→ **Written request**: Copy the data below exactly.

→ **Records for the exercise**:

+ + +

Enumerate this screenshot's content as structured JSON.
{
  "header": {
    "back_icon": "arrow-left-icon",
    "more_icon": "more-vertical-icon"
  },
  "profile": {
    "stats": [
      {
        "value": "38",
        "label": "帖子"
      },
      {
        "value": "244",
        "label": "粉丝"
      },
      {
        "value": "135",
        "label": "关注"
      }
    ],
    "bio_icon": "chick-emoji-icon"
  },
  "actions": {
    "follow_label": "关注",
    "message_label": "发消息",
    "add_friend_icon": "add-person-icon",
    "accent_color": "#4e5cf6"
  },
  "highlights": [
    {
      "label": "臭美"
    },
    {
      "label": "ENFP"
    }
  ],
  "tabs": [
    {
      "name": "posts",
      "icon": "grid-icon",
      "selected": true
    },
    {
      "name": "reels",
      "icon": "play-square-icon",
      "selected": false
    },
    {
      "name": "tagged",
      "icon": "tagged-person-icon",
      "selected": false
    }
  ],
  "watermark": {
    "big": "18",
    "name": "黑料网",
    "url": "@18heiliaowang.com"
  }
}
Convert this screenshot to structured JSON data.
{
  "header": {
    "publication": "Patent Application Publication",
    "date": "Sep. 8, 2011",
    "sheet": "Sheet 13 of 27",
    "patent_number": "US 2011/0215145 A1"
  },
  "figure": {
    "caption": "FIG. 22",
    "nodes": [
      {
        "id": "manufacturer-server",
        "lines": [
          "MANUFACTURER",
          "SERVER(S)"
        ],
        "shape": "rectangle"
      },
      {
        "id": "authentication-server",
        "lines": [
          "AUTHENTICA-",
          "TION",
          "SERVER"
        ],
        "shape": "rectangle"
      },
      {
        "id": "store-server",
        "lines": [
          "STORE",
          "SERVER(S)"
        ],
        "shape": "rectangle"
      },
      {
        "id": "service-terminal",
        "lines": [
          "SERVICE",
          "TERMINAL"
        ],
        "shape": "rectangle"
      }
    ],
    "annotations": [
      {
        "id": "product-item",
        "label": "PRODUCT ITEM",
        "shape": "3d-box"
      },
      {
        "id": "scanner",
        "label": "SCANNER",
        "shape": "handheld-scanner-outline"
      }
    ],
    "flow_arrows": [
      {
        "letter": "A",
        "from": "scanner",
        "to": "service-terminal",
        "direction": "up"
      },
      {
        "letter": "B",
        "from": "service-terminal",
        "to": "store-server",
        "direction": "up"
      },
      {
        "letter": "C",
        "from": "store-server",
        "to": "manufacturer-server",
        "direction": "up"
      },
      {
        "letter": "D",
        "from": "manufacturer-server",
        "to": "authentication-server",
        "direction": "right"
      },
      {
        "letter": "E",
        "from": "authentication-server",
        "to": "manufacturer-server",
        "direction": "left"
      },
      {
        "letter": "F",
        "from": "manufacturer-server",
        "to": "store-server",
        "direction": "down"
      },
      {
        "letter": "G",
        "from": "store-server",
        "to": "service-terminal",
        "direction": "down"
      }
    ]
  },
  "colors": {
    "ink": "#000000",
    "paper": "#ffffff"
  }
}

+ + +

→ **The answer**:
Enumerate this screenshot's content as structured JSON.
{
  "header": {
    "back_icon": "arrow-left-icon",
    "more_icon": "more-vertical-icon"
  },
  "profile": {
    "stats": [
      {
        "value": "38",
        "label": "帖子"
      },
      {
        "value": "244",
        "label": "粉丝"
      },
      {
        "value": "135",
        "label": "关注"
      }
    ],
    "bio_icon": "chick-emoji-icon"
  },
  "actions": {
    "follow_label": "关注",
    "message_label": "发消息",
    "add_friend_icon": "add-person-icon",
    "accent_color": "#4e5cf6"
  },
  "highlights": [
    {
      "label": "臭美"
    },
    {
      "label": "ENFP"
    }
  ],
  "tabs": [
    {
      "name": "posts",
      "icon": "grid-icon",
      "selected": true
    },
    {
      "name": "reels",
      "icon": "play-square-icon",
      "selected": false
    },
    {
      "name": "tagged",
      "icon": "tagged-person-icon",
      "selected": false
    }
  ],
  "watermark": {
    "big": "18",
    "name": "黑料网",
    "url": "@18heiliaowang.com"
  }
}
Convert this screenshot to structured JSON data.
{
  "header": {
    "publication": "Patent Application Publication",
    "date": "Sep. 8, 2011",
    "sheet": "Sheet 13 of 27",
    "patent_number": "US 2011/0215145 A1"
  },
  "figure": {
    "caption": "FIG. 22",
    "nodes": [
      {
        "id": "manufacturer-server",
        "lines": [
          "MANUFACTURER",
          "SERVER(S)"
        ],
        "shape": "rectangle"
      },
      {
        "id": "authentication-server",
        "lines": [
          "AUTHENTICA-",
          "TION",
          "SERVER"
        ],
        "shape": "rectangle"
      },
      {
        "id": "store-server",
        "lines": [
          "STORE",
          "SERVER(S)"
        ],
        "shape": "rectangle"
      },
      {
        "id": "service-terminal",
        "lines": [
          "SERVICE",
          "TERMINAL"
        ],
        "shape": "rectangle"
      }
    ],
    "annotations": [
      {
        "id": "product-item",
        "label": "PRODUCT ITEM",
        "shape": "3d-box"
      },
      {
        "id": "scanner",
        "label": "SCANNER",
        "shape": "handheld-scanner-outline"
      }
    ],
    "flow_arrows": [
      {
        "letter": "A",
        "from": "scanner",
        "to": "service-terminal",
        "direction": "up"
      },
      {
        "letter": "B",
        "from": "service-terminal",
        "to": "store-server",
        "direction": "up"
      },
      {
        "letter": "C",
        "from": "store-server",
        "to": "manufacturer-server",
        "direction": "up"
      },
      {
        "letter": "D",
        "from": "manufacturer-server",
        "to": "authentication-server",
        "direction": "right"
      },
      {
        "letter": "E",
        "from": "authentication-server",
        "to": "manufacturer-server",
        "direction": "left"
      },
      {
        "letter": "F",
        "from": "manufacturer-server",
        "to": "store-server",
        "direction": "down"
      },
      {
        "letter": "G",
        "from": "store-server",
        "to": "service-terminal",
        "direction": "down"
      }
    ]
  },
  "colors": {
    "ink": "#000000",
    "paper": "#ffffff"
  }
}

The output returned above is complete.